[begin Items]
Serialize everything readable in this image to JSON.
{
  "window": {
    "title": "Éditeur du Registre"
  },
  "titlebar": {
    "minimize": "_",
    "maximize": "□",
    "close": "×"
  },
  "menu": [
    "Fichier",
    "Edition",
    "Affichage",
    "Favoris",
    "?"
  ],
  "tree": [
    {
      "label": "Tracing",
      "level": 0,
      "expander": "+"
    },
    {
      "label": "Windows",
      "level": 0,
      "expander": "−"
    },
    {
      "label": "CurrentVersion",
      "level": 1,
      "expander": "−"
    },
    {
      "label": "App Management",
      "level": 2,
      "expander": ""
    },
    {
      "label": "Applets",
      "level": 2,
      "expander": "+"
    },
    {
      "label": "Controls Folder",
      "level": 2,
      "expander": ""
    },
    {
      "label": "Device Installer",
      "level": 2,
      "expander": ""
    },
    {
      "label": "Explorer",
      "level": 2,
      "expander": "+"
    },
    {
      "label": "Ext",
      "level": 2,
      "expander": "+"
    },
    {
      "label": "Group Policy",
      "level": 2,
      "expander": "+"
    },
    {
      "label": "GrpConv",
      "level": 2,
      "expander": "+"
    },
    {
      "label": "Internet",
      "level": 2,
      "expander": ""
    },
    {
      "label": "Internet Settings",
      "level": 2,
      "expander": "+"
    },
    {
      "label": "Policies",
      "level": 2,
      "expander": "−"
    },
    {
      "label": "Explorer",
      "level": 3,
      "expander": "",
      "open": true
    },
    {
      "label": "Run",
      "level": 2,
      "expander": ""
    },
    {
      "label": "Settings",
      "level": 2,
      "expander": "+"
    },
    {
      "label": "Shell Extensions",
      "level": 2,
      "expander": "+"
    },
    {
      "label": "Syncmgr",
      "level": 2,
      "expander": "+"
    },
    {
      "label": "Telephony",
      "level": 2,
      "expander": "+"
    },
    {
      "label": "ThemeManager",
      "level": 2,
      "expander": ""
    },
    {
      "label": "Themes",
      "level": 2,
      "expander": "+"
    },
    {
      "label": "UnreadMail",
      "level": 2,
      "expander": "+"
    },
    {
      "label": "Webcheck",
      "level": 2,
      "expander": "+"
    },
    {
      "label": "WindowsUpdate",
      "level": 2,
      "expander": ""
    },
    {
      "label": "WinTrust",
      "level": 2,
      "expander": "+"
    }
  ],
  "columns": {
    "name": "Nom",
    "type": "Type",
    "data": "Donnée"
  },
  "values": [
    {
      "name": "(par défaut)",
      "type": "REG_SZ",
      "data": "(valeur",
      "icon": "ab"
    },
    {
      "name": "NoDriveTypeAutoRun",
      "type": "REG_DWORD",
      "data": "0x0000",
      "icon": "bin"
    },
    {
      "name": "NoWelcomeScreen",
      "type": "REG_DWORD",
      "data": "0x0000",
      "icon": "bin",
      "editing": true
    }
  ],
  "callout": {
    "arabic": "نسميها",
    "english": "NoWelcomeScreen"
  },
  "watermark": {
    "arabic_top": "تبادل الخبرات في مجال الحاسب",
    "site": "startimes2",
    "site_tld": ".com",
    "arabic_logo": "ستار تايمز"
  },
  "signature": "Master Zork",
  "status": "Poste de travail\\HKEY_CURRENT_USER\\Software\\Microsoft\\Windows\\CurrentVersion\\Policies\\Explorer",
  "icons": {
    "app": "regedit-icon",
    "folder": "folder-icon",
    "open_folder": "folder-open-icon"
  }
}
[end Items]
The request: Gather each line from the listing above that holds "Policies".

Task result:
      "label": "Policies",
  "status": "Poste de travail\\HKEY_CURRENT_USER\\Software\\Microsoft\\Windows\\CurrentVersion\\Policies\\Explorer",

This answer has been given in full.